**To be done**:
Review the material line by line. Identify and copy every line that contains the string "JSON".

— start Stored records —

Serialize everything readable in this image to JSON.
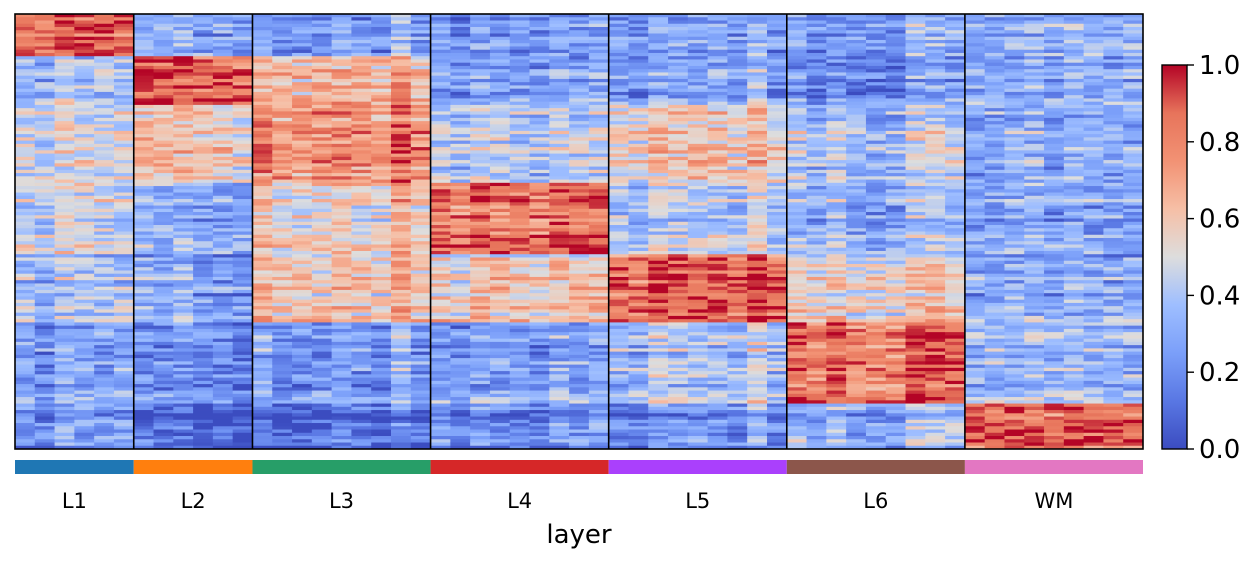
{
  "chart_data": {
    "type": "heatmap",
    "xlabel": "layer",
    "groups": [
      {
        "label": "L1",
        "color": "#1f77b4",
        "columns": 6,
        "profile": [
          0.82,
          0.35,
          0.45,
          0.45,
          0.35,
          0.25,
          0.22
        ]
      },
      {
        "label": "L2",
        "color": "#ff7f0e",
        "columns": 6,
        "profile": [
          0.3,
          0.92,
          0.62,
          0.35,
          0.3,
          0.22,
          0.08
        ]
      },
      {
        "label": "L3",
        "color": "#279e68",
        "columns": 9,
        "profile": [
          0.25,
          0.68,
          0.8,
          0.6,
          0.62,
          0.28,
          0.12
        ]
      },
      {
        "label": "L4",
        "color": "#d62728",
        "columns": 9,
        "profile": [
          0.22,
          0.28,
          0.45,
          0.88,
          0.6,
          0.28,
          0.22
        ]
      },
      {
        "label": "L5",
        "color": "#aa40fc",
        "columns": 9,
        "profile": [
          0.25,
          0.28,
          0.6,
          0.45,
          0.9,
          0.4,
          0.22
        ]
      },
      {
        "label": "L6",
        "color": "#8c564b",
        "columns": 9,
        "profile": [
          0.25,
          0.2,
          0.4,
          0.35,
          0.55,
          0.85,
          0.32
        ]
      },
      {
        "label": "WM",
        "color": "#e377c2",
        "columns": 9,
        "profile": [
          0.3,
          0.3,
          0.3,
          0.3,
          0.3,
          0.35,
          0.88
        ]
      }
    ],
    "gene_blocks": {
      "labels": [
        "L1",
        "L2",
        "L3",
        "L4",
        "L5",
        "L6",
        "WM"
      ],
      "row_counts": [
        13,
        15,
        24,
        22,
        21,
        25,
        14
      ]
    },
    "colorbar": {
      "colormap": "coolwarm",
      "range": [
        0.0,
        1.0
      ],
      "ticks": [
        "0.0",
        "0.2",
        "0.4",
        "0.6",
        "0.8",
        "1.0"
      ]
    },
    "value_range": [
      0,
      1
    ]
  }
}
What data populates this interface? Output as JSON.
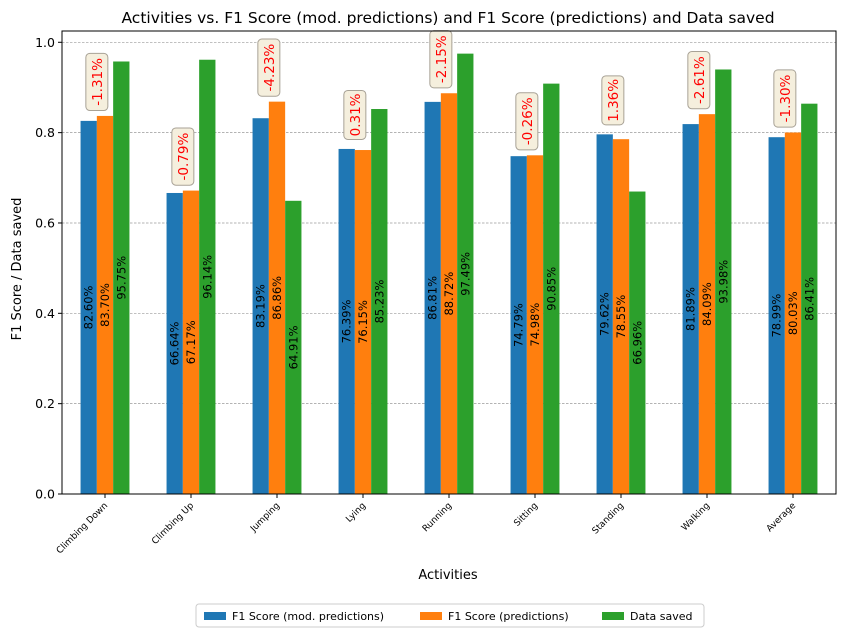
{
  "chart_data": {
    "type": "bar",
    "title": "Activities vs. F1 Score (mod. predictions) and F1 Score (predictions) and Data saved",
    "xlabel": "Activities",
    "ylabel": "F1 Score / Data saved",
    "ylim": [
      0,
      1.025
    ],
    "yticks": [
      0.0,
      0.2,
      0.4,
      0.6,
      0.8,
      1.0
    ],
    "ytick_labels": [
      "0.0",
      "0.2",
      "0.4",
      "0.6",
      "0.8",
      "1.0"
    ],
    "grid": "horizontal dashed",
    "categories": [
      "Climbing Down",
      "Climbing Up",
      "Jumping",
      "Lying",
      "Running",
      "Sitting",
      "Standing",
      "Walking",
      "Average"
    ],
    "series": [
      {
        "name": "F1 Score (mod. predictions)",
        "color": "#1f77b4",
        "values": [
          0.826,
          0.6664,
          0.8319,
          0.7639,
          0.8681,
          0.7479,
          0.7962,
          0.8189,
          0.7899
        ],
        "labels": [
          "82.60%",
          "66.64%",
          "83.19%",
          "76.39%",
          "86.81%",
          "74.79%",
          "79.62%",
          "81.89%",
          "78.99%"
        ]
      },
      {
        "name": "F1 Score (predictions)",
        "color": "#ff7f0e",
        "values": [
          0.837,
          0.6717,
          0.8686,
          0.7615,
          0.8872,
          0.7498,
          0.7855,
          0.8409,
          0.8003
        ],
        "labels": [
          "83.70%",
          "67.17%",
          "86.86%",
          "76.15%",
          "88.72%",
          "74.98%",
          "78.55%",
          "84.09%",
          "80.03%"
        ]
      },
      {
        "name": "Data saved",
        "color": "#2ca02c",
        "values": [
          0.9575,
          0.9614,
          0.6491,
          0.8523,
          0.9749,
          0.9085,
          0.6696,
          0.9398,
          0.8641
        ],
        "labels": [
          "95.75%",
          "96.14%",
          "64.91%",
          "85.23%",
          "97.49%",
          "90.85%",
          "66.96%",
          "93.98%",
          "86.41%"
        ]
      }
    ],
    "differences": [
      "-1.31%",
      "-0.79%",
      "-4.23%",
      "0.31%",
      "-2.15%",
      "-0.26%",
      "1.36%",
      "-2.61%",
      "-1.30%"
    ],
    "difference_color": "#ff0000",
    "legend": "bottom-center"
  }
}
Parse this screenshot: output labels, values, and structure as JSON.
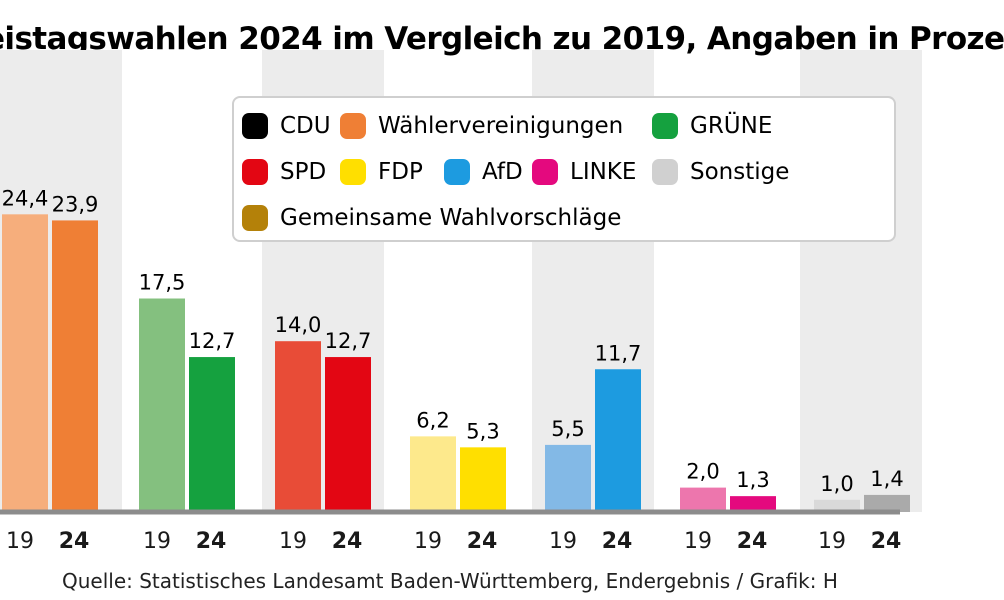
{
  "chart_data": {
    "type": "bar",
    "title": "eistagswahlen 2024 im Vergleich zu 2019, Angaben in Proze",
    "source": "Quelle: Statistisches Landesamt Baden-Württemberg, Endergebnis / Grafik: H",
    "categories": [
      "Wählervereinigungen",
      "GRÜNE",
      "SPD",
      "FDP",
      "AfD",
      "LINKE",
      "Sonstige"
    ],
    "series": [
      {
        "name": "19",
        "values": [
          24.4,
          17.5,
          14.0,
          6.2,
          5.5,
          2.0,
          1.0
        ],
        "labels": [
          "24,4",
          "17,5",
          "14,0",
          "6,2",
          "5,5",
          "2,0",
          "1,0"
        ]
      },
      {
        "name": "24",
        "values": [
          23.9,
          12.7,
          12.7,
          5.3,
          11.7,
          1.3,
          1.4
        ],
        "labels": [
          "23,9",
          "12,7",
          "12,7",
          "5,3",
          "11,7",
          "1,3",
          "1,4"
        ]
      }
    ],
    "colors_19": [
      "#f6ae7c",
      "#84c07f",
      "#e84c37",
      "#fde98c",
      "#83b9e6",
      "#ed76ad",
      "#d9d9d9"
    ],
    "colors_24": [
      "#ef7f35",
      "#15a13f",
      "#e30613",
      "#ffdf00",
      "#1d9be0",
      "#e4097e",
      "#aaaaaa"
    ],
    "ylim": [
      0,
      30
    ],
    "legend": {
      "placement": "top-right",
      "items": [
        {
          "label": "CDU",
          "color": "#000000"
        },
        {
          "label": "Wählervereinigungen",
          "color": "#ef7f35"
        },
        {
          "label": "GRÜNE",
          "color": "#15a13f"
        },
        {
          "label": "SPD",
          "color": "#e30613"
        },
        {
          "label": "FDP",
          "color": "#ffdf00"
        },
        {
          "label": "AfD",
          "color": "#1d9be0"
        },
        {
          "label": "LINKE",
          "color": "#e4097e"
        },
        {
          "label": "Sonstige",
          "color": "#d0d0d0"
        },
        {
          "label": "Gemeinsame Wahlvorschläge",
          "color": "#b48109"
        }
      ]
    }
  }
}
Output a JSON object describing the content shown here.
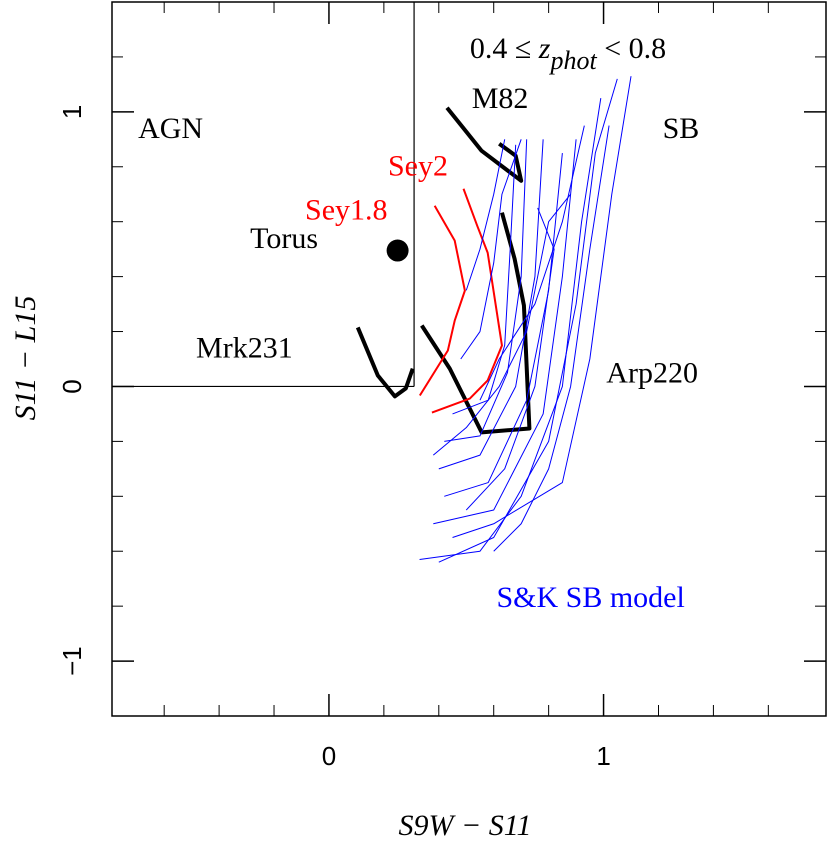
{
  "chart_data": {
    "type": "line",
    "title": {
      "prefix": "0.4 ≤ ",
      "var": "z",
      "sub": "phot",
      "suffix": " < 0.8",
      "x": 0.513,
      "y": 1.222
    },
    "xlabel": "S9W − S11",
    "ylabel": "S11 − L15",
    "xlim": [
      -0.79,
      1.81
    ],
    "ylim": [
      -1.2,
      1.4
    ],
    "xticks": [
      0,
      1
    ],
    "yticks": [
      {
        "value": -1,
        "label": "−1"
      },
      0,
      1
    ],
    "xminor_ticks": [
      -0.6,
      -0.4,
      -0.2,
      0.2,
      0.4,
      0.6,
      0.8,
      1.2,
      1.4,
      1.6
    ],
    "yminor_ticks": [
      -0.8,
      -0.6,
      -0.4,
      -0.2,
      0.2,
      0.4,
      0.6,
      0.8,
      1.2
    ],
    "boundary": {
      "x": 0.31,
      "y": 0
    },
    "regions": [
      {
        "name": "AGN",
        "x": -0.695,
        "y": 0.93
      },
      {
        "name": "SB",
        "x": 1.215,
        "y": 0.93
      }
    ],
    "point": {
      "name": "Torus",
      "x": 0.25,
      "y": 0.495,
      "color": "#000000",
      "label_x": -0.287,
      "label_y": 0.53
    },
    "series": [
      {
        "name": "M82",
        "color": "#000000",
        "width": 4,
        "label_x": 0.52,
        "label_y": 1.04,
        "x": [
          0.43,
          0.556,
          0.7,
          0.68,
          0.62
        ],
        "y": [
          1.015,
          0.858,
          0.749,
          0.84,
          0.884
        ]
      },
      {
        "name": "Mrk231",
        "color": "#000000",
        "width": 4,
        "label_x": -0.484,
        "label_y": 0.131,
        "x": [
          0.105,
          0.178,
          0.24,
          0.28,
          0.305
        ],
        "y": [
          0.215,
          0.04,
          -0.036,
          -0.007,
          0.065
        ]
      },
      {
        "name": "Arp220",
        "color": "#000000",
        "width": 4,
        "label_x": 1.01,
        "label_y": 0.04,
        "x": [
          0.338,
          0.44,
          0.556,
          0.73,
          0.71,
          0.676,
          0.63
        ],
        "y": [
          0.222,
          0.065,
          -0.167,
          -0.153,
          0.295,
          0.465,
          0.633
        ]
      },
      {
        "name": "Sey2",
        "color": "#ff0000",
        "width": 2,
        "label_x": 0.215,
        "label_y": 0.793,
        "x": [
          0.49,
          0.54,
          0.578,
          0.63,
          0.578,
          0.513,
          0.375
        ],
        "y": [
          0.72,
          0.585,
          0.487,
          0.149,
          0.022,
          -0.044,
          -0.095
        ]
      },
      {
        "name": "Sey1.8",
        "color": "#ff0000",
        "width": 2,
        "label_x": -0.087,
        "label_y": 0.633,
        "x": [
          0.385,
          0.458,
          0.495,
          0.458,
          0.433,
          0.331
        ],
        "y": [
          0.658,
          0.531,
          0.349,
          0.24,
          0.131,
          -0.033
        ]
      },
      {
        "name": "S&K SB model",
        "color": "#0000ff",
        "width": 1,
        "label_x": 0.61,
        "label_y": -0.778,
        "tracks": [
          {
            "x": [
              0.33,
              0.55,
              0.7,
              0.85,
              0.92,
              0.99
            ],
            "y": [
              -0.63,
              -0.6,
              -0.4,
              0.0,
              0.6,
              1.05
            ]
          },
          {
            "x": [
              0.4,
              0.6,
              0.8,
              0.9,
              0.97,
              1.05
            ],
            "y": [
              -0.64,
              -0.55,
              -0.2,
              0.3,
              0.85,
              1.12
            ]
          },
          {
            "x": [
              0.38,
              0.6,
              0.78,
              0.85,
              0.9
            ],
            "y": [
              -0.5,
              -0.45,
              -0.1,
              0.4,
              0.9
            ]
          },
          {
            "x": [
              0.42,
              0.58,
              0.72,
              0.8,
              0.85
            ],
            "y": [
              -0.4,
              -0.35,
              -0.05,
              0.35,
              0.85
            ]
          },
          {
            "x": [
              0.4,
              0.55,
              0.68,
              0.75,
              0.78
            ],
            "y": [
              -0.3,
              -0.25,
              0.0,
              0.4,
              0.9
            ]
          },
          {
            "x": [
              0.42,
              0.55,
              0.65,
              0.7,
              0.72
            ],
            "y": [
              -0.2,
              -0.18,
              0.05,
              0.4,
              0.9
            ]
          },
          {
            "x": [
              0.45,
              0.58,
              0.64,
              0.66,
              0.68
            ],
            "y": [
              -0.1,
              -0.05,
              0.15,
              0.5,
              0.88
            ]
          },
          {
            "x": [
              0.5,
              0.64,
              0.75,
              0.82,
              0.76
            ],
            "y": [
              -0.45,
              -0.3,
              0.0,
              0.5,
              0.65
            ]
          },
          {
            "x": [
              0.45,
              0.6,
              0.85,
              0.95,
              1.03,
              1.1
            ],
            "y": [
              -0.55,
              -0.5,
              -0.35,
              0.1,
              0.7,
              1.13
            ]
          },
          {
            "x": [
              0.48,
              0.55,
              0.6,
              0.63,
              0.7
            ],
            "y": [
              0.1,
              0.2,
              0.45,
              0.7,
              0.9
            ]
          },
          {
            "x": [
              0.5,
              0.55,
              0.6,
              0.64
            ],
            "y": [
              0.35,
              0.5,
              0.7,
              0.9
            ]
          },
          {
            "x": [
              0.55,
              0.62,
              0.75,
              0.85,
              0.93
            ],
            "y": [
              -0.05,
              0.1,
              0.3,
              0.6,
              0.95
            ]
          },
          {
            "x": [
              0.38,
              0.5,
              0.62,
              0.72,
              0.8,
              0.88
            ],
            "y": [
              -0.25,
              -0.15,
              0.0,
              0.2,
              0.6,
              0.7
            ]
          },
          {
            "x": [
              0.6,
              0.7,
              0.8,
              0.88,
              0.95,
              1.02
            ],
            "y": [
              -0.6,
              -0.5,
              -0.3,
              0.0,
              0.5,
              0.95
            ]
          }
        ]
      }
    ]
  }
}
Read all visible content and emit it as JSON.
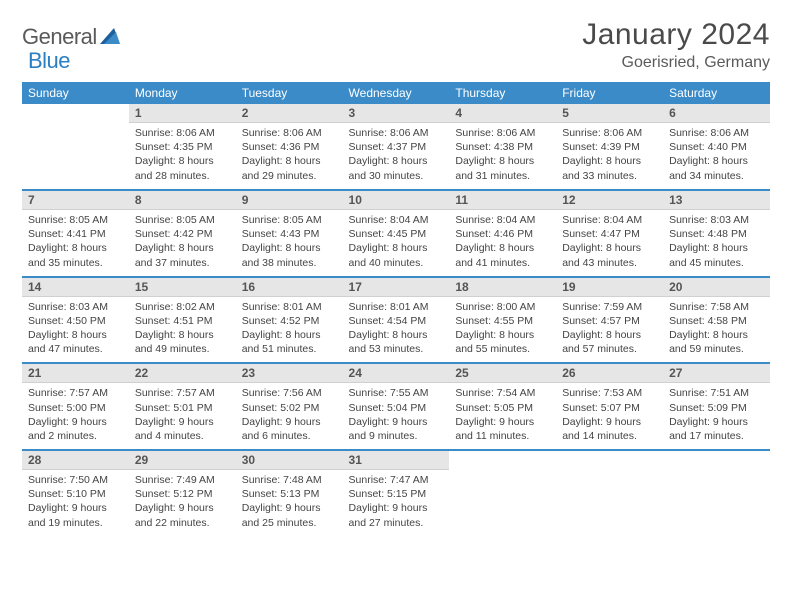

— end Stored records —

**Answer**:
Serialize everything readable in this image to JSON.
What data populates this interface? Output as JSON.
Parse this screenshot: output labels, values, and structure as JSON.
Output a JSON object describing the content shown here.
Read all visible content and emit it as JSON.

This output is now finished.